**Текст для чтения**
········
Одна карета застряла в рытвинах дороги. Пауль, быстро приземлившись, ринулся на помощь. Должно быть, подумал, что это все те же хорошенькие француженки, нуждавшиеся в его услугах. Он встретил их в Дюссельдорфе в самом плачевном положении. Бедная дама, так и не отыскавшая своего супруга, попала в водоворот наших злоключений, который вынес ее на правый берег Рейна.
Но здесь, в той глухомани, чрез которую мы продирались, ее не было. В карете сидело только несколько почтенных старых дам, и впрямь нуждавшихся в помощи. Но когда мы предложили ямщику остановиться и впрячь в карету и своих лошадей, наш возница отказался от этого наотрез, посоветовав нам позаботиться о нашей почтовой карете, битком набитой, как он сказал, серебром и золотом: ведь и она может при такой перегрузке застрять в дорожном месиве или, чего доброго, перевернуться. Хоть он и честный малый, но в этой проклятой пустыне он ни за что не может поручиться.
К счастью и к успокоению нашей совести, несколько вестфальских крестьян вызвалось за хорошую мзду поставить погрязшую карету на относительно благополучную проезжую часть дороги.
········
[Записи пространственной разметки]
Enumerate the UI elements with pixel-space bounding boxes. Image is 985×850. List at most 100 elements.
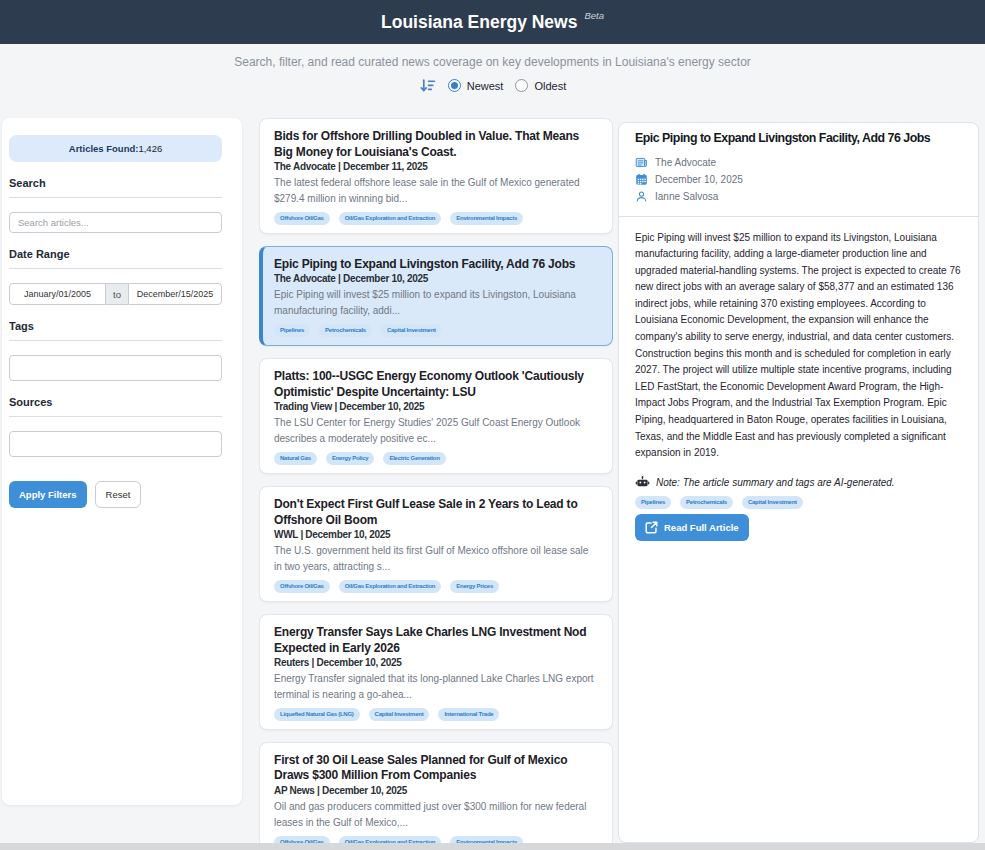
robot-icon: [635, 475, 650, 490]
article-tag: Oil/Gas Exploration and Extraction: [339, 580, 442, 593]
sort-descending-icon: [419, 77, 436, 94]
article-summary: The U.S. government held its first Gulf …: [274, 543, 598, 575]
divider: [9, 268, 222, 269]
detail-tag: Pipelines: [635, 496, 671, 509]
article-detail: Epic Piping to Expand Livingston Facilit…: [618, 122, 979, 843]
date-range-group: to: [9, 283, 222, 305]
ai-note: Note: The article summary and tags are A…: [635, 475, 962, 490]
filters-sidebar: Articles Found:1,426 Search Date Range t…: [2, 118, 242, 805]
article-tag: Natural Gas: [274, 452, 317, 465]
article-tag: Electric Generation: [383, 452, 445, 465]
sort-oldest-label: Oldest: [534, 80, 566, 92]
article-title: Bids for Offshore Drilling Doubled in Va…: [274, 129, 598, 160]
article-tag: International Trade: [438, 708, 499, 721]
date-range-heading: Date Range: [9, 248, 222, 260]
articles-found-count: 1,426: [138, 143, 162, 154]
article-list: Bids for Offshore Drilling Doubled in Va…: [259, 118, 613, 850]
app-subtitle: Search, filter, and read curated news co…: [0, 55, 985, 69]
article-tag: Environmental Impacts: [450, 212, 523, 225]
detail-author-row: Ianne Salvosa: [635, 190, 962, 203]
read-full-article-button[interactable]: Read Full Article: [635, 514, 749, 541]
article-tag: Energy Prices: [450, 580, 499, 593]
article-title: Energy Transfer Says Lake Charles LNG In…: [274, 625, 598, 656]
article-summary: Energy Transfer signaled that its long-p…: [274, 671, 598, 703]
article-tag: Petrochemicals: [319, 324, 372, 337]
detail-date-row: December 10, 2025: [635, 173, 962, 186]
article-source-line: Trading View | December 10, 2025: [274, 400, 598, 413]
articles-found-label: Articles Found:: [69, 143, 139, 154]
article-source-line: WWL | December 10, 2025: [274, 528, 598, 541]
detail-body: Epic Piping will invest $25 million to e…: [635, 230, 962, 462]
article-card[interactable]: Don't Expect First Gulf Lease Sale in 2 …: [259, 486, 613, 602]
sources-heading: Sources: [9, 396, 222, 408]
articles-found-badge: Articles Found:1,426: [9, 135, 222, 162]
detail-source: The Advocate: [655, 157, 716, 168]
date-to-label: to: [106, 283, 128, 305]
article-title: Epic Piping to Expand Livingston Facilit…: [274, 257, 598, 273]
article-tags: Liquefied Natural Gas (LNG) Capital Inves…: [274, 708, 598, 721]
article-tags: Pipelines Petrochemicals Capital Investmen…: [274, 324, 598, 337]
detail-tags: Pipelines Petrochemicals Capital Investmen…: [635, 496, 962, 509]
article-source-line: AP News | December 10, 2025: [274, 784, 598, 797]
radio-newest-icon[interactable]: [448, 79, 461, 92]
detail-tag: Petrochemicals: [680, 496, 733, 509]
newspaper-icon: [635, 156, 648, 169]
article-card[interactable]: Epic Piping to Expand Livingston Facilit…: [259, 246, 613, 346]
app-title: Louisiana Energy News: [381, 12, 577, 33]
detail-tag: Capital Investment: [742, 496, 803, 509]
article-tag: Oil/Gas Exploration and Extraction: [339, 212, 442, 225]
detail-source-row: The Advocate: [635, 156, 962, 169]
article-source-line: The Advocate | December 10, 2025: [274, 272, 598, 285]
external-link-icon: [645, 521, 658, 534]
article-title: Don't Expect First Gulf Lease Sale in 2 …: [274, 497, 598, 528]
window-bottom-edge: [0, 843, 985, 850]
article-tag: Pipelines: [274, 324, 310, 337]
app-header: Louisiana Energy News Beta: [0, 0, 985, 44]
article-summary: The LSU Center for Energy Studies' 2025 …: [274, 415, 598, 447]
article-tag: Offshore Oil/Gas: [274, 212, 330, 225]
read-full-article-label: Read Full Article: [664, 522, 739, 533]
divider: [9, 416, 222, 417]
article-card[interactable]: First of 30 Oil Lease Sales Planned for …: [259, 742, 613, 850]
date-to-input[interactable]: [128, 283, 222, 305]
detail-author: Ianne Salvosa: [655, 191, 718, 202]
person-icon: [635, 190, 648, 203]
article-summary: Epic Piping will invest $25 million to e…: [274, 287, 598, 319]
article-card[interactable]: Platts: 100--USGC Energy Economy Outlook…: [259, 358, 613, 474]
article-card[interactable]: Bids for Offshore Drilling Doubled in Va…: [259, 118, 613, 234]
article-tag: Liquefied Natural Gas (LNG): [274, 708, 360, 721]
article-title: Platts: 100--USGC Energy Economy Outlook…: [274, 369, 598, 400]
article-summary: The latest federal offshore lease sale i…: [274, 175, 598, 207]
divider: [619, 216, 978, 217]
sort-oldest-option[interactable]: Oldest: [515, 79, 566, 92]
search-heading: Search: [9, 177, 222, 189]
article-tag: Offshore Oil/Gas: [274, 580, 330, 593]
divider: [9, 197, 222, 198]
sort-newest-label: Newest: [467, 80, 504, 92]
detail-title: Epic Piping to Expand Livingston Facilit…: [635, 131, 962, 147]
tags-heading: Tags: [9, 320, 222, 332]
calendar-icon: [635, 173, 648, 186]
beta-badge: Beta: [584, 10, 604, 21]
article-tags: Natural GasEnergy PolicyElectric Generat…: [274, 452, 598, 465]
sources-input[interactable]: [9, 431, 222, 457]
article-tag: Capital Investment: [369, 708, 430, 721]
search-input[interactable]: [9, 212, 222, 233]
divider: [9, 340, 222, 341]
article-title: First of 30 Oil Lease Sales Planned for …: [274, 753, 598, 784]
reset-button[interactable]: Reset: [95, 481, 142, 508]
sort-bar: Newest Oldest: [0, 77, 985, 94]
detail-date: December 10, 2025: [655, 174, 743, 185]
tags-input[interactable]: [9, 355, 222, 381]
article-tag: Capital Investment: [381, 324, 442, 337]
radio-oldest-icon[interactable]: [515, 79, 528, 92]
article-card[interactable]: Energy Transfer Says Lake Charles LNG In…: [259, 614, 613, 730]
ai-note-text: Note: The article summary and tags are A…: [656, 477, 895, 488]
article-source-line: The Advocate | December 11, 2025: [274, 160, 598, 173]
article-tags: Offshore Oil/Gas Oil/Gas Exploration and …: [274, 580, 598, 593]
sort-newest-option[interactable]: Newest: [448, 79, 504, 92]
apply-filters-button[interactable]: Apply Filters: [9, 481, 87, 508]
date-from-input[interactable]: [9, 283, 106, 305]
article-source-line: Reuters | December 10, 2025: [274, 656, 598, 669]
article-tags: Offshore Oil/Gas Oil/Gas Exploration and …: [274, 212, 598, 225]
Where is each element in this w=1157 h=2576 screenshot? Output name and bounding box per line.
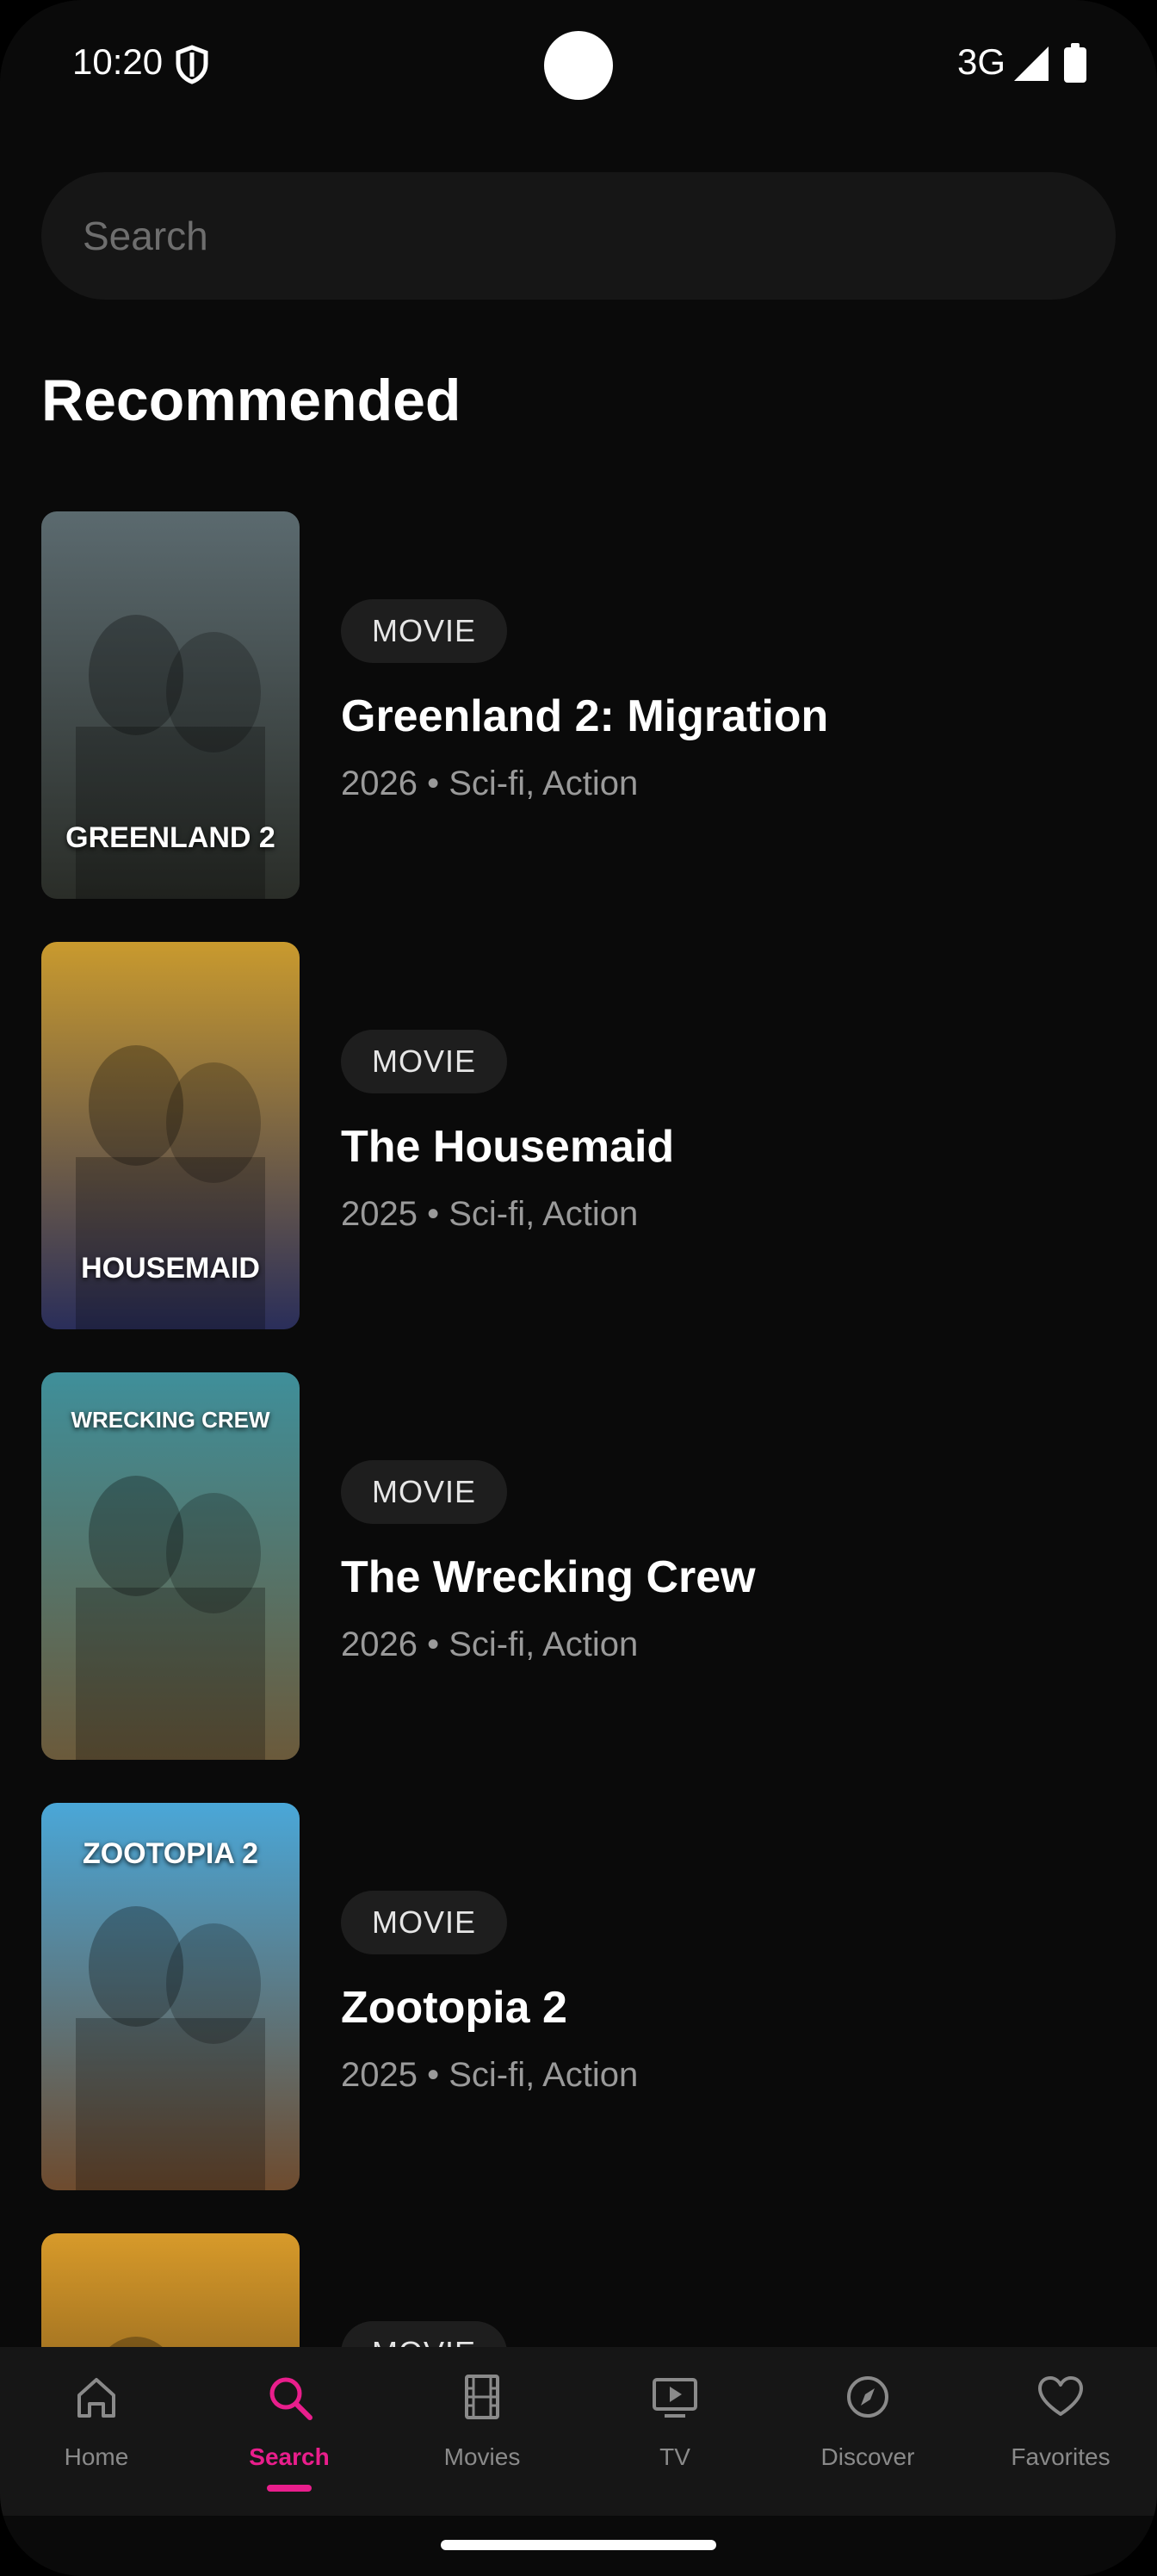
nav-label: Movies [443, 2443, 521, 2470]
movie-poster[interactable]: WRECKING CREW [41, 1372, 300, 1760]
heart-icon [1038, 2376, 1083, 2416]
movie-meta: 2026 • Sci-fi, Action [341, 765, 639, 802]
search-icon [269, 2377, 312, 2420]
recommended-list[interactable]: GREENLAND 2 MOVIE Greenland 2: Migration 20… [0, 511, 1157, 2347]
status-bar: 10:20 3G [0, 0, 1157, 129]
media-type-badge: MOVIE [341, 2321, 508, 2347]
nav-item-search[interactable]: Search [193, 2347, 386, 2516]
media-type-badge: MOVIE [341, 1891, 508, 1954]
poster-title-text: GREENLAND 2 [65, 821, 275, 854]
status-time: 10:20 [72, 41, 164, 82]
movie-poster[interactable]: ZOOTOPIA 2 [41, 1803, 300, 2190]
movie-card[interactable]: MOVIE [41, 2233, 1117, 2347]
movie-card[interactable]: ZOOTOPIA 2 MOVIE Zootopia 2 2025 • Sci-fi, … [41, 1803, 1117, 2190]
tv-icon [653, 2378, 697, 2418]
home-indicator[interactable] [441, 2540, 716, 2550]
nav-label: Search [249, 2443, 330, 2470]
nav-item-discover[interactable]: Discover [771, 2347, 964, 2516]
movie-title[interactable]: The Wrecking Crew [341, 1551, 756, 1603]
nav-label: Home [64, 2443, 129, 2470]
movie-meta: 2025 • Sci-fi, Action [341, 2056, 639, 2094]
app-screen: 10:20 3G Recommended GREENLAND 2 MOVIE Gre… [0, 0, 1157, 2576]
nav-item-tv[interactable]: TV [578, 2347, 771, 2516]
search-bar[interactable] [41, 172, 1116, 300]
signal-icon [1014, 46, 1049, 81]
compass-icon [847, 2376, 888, 2418]
battery-icon [1064, 43, 1086, 83]
nav-item-home[interactable]: Home [0, 2347, 193, 2516]
movie-poster[interactable]: GREENLAND 2 [41, 511, 300, 899]
movie-meta: 2026 • Sci-fi, Action [341, 1625, 639, 1663]
search-input[interactable] [83, 172, 1073, 300]
media-type-badge: MOVIE [341, 599, 508, 663]
poster-title-text: WRECKING CREW [71, 1407, 270, 1433]
nav-label: TV [659, 2443, 690, 2470]
nav-item-movies[interactable]: Movies [386, 2347, 578, 2516]
movie-card[interactable]: HOUSEMAID MOVIE The Housemaid 2025 • Sci-fi… [41, 942, 1117, 1329]
movie-title[interactable]: The Housemaid [341, 1121, 674, 1173]
movie-title[interactable]: Zootopia 2 [341, 1982, 567, 2034]
movie-card[interactable]: WRECKING CREW MOVIE The Wrecking Crew 2026 … [41, 1372, 1117, 1760]
shield-icon [176, 45, 208, 84]
nav-item-favorites[interactable]: Favorites [964, 2347, 1157, 2516]
poster-title-text: ZOOTOPIA 2 [82, 1837, 259, 1870]
nav-label: Favorites [1011, 2443, 1111, 2470]
movie-meta: 2025 • Sci-fi, Action [341, 1195, 639, 1233]
camera-cutout [544, 31, 613, 100]
movie-title[interactable]: Greenland 2: Migration [341, 690, 828, 742]
poster-title-text: HOUSEMAID [81, 1252, 260, 1285]
media-type-badge: MOVIE [341, 1030, 508, 1093]
movie-poster[interactable] [41, 2233, 300, 2347]
movie-poster[interactable]: HOUSEMAID [41, 942, 300, 1329]
section-title: Recommended [41, 368, 461, 433]
nav-label: Discover [820, 2443, 915, 2470]
active-tab-indicator [267, 2485, 312, 2492]
media-type-badge: MOVIE [341, 1460, 508, 1524]
home-icon [77, 2378, 115, 2418]
network-type: 3G [957, 41, 1006, 82]
movie-card[interactable]: GREENLAND 2 MOVIE Greenland 2: Migration 20… [41, 511, 1117, 899]
film-icon [465, 2375, 499, 2419]
bottom-navigation: Home Search Movies TV Discover Favorites [0, 2347, 1157, 2516]
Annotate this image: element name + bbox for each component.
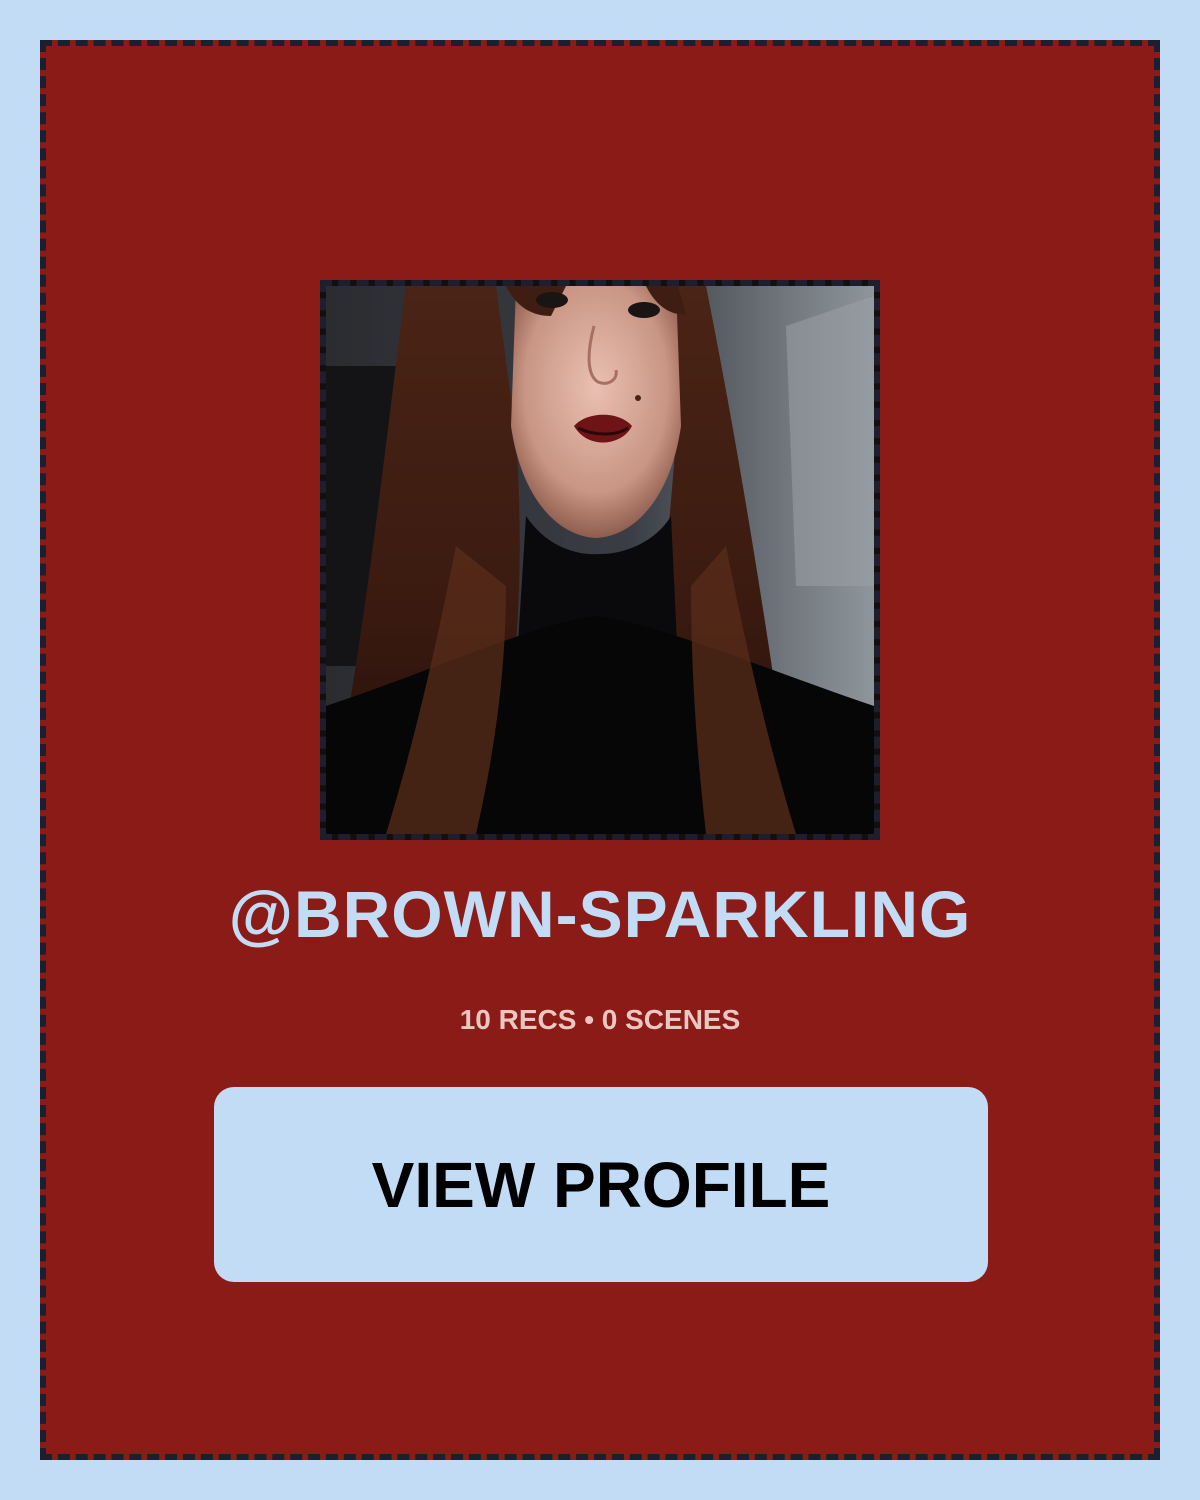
········
**Короткое задание**
Допишите рассказ о застрявшей в дорожных рытвинах карете: начните сразу после последнего предложения.

**Ответ**
В нашей грузной почтовой карете тяжелее всего были железные обручи и втулки на колесах: драгоценности же, то бишь мои резные камни, не отягчили бы и легчайшего экипажа. Ах, кабы я ехал теперь в своей легонькой богемской карете! Так-то оно так, но меня не переставало страшить вздорное предположение почтаря, будто бы тяжесть пути вызвана перегрузкой кареты свертками золотых монет и драгоценностями. Эта небылица, как мы заметили, передавалась одним ямщиком другому. А так как наш приезд заранее возвещался подорожной, мы же из-за непогоды не могли соблюдать указанных в ней часов прибытия, то на каждой станции нас торопили с отъездом, то есть попросту выпроваживали в ночь и мокрядь, так что однажды — в темень хоть глаз выколи — с нами и вправду приключился случай, наводивший на самые мрачные размышления: ямщик ни за какие блага не соглашался везти дальше проклятую колымагу и остановился у одинокого домика на опушке леса. А домик был таков по своему виду, местонахождению и по своим обитателям, что даже и при свете сияющего дня могла взять тебя оторопь, на него глядючи. Но день, пусть даже самый серый, принес успокоение. Вспоминались добрые друзья, с которыми я еще так недавно проводил такие незабвенные часы. Я вдумывался в своеобычность каждого из них с любовью и уважением и воздавал должное их душевным качествам. Но наступала ночь, и опять мною овладевали былые страхи и опасения, и снова я чувствовал себя прескверно.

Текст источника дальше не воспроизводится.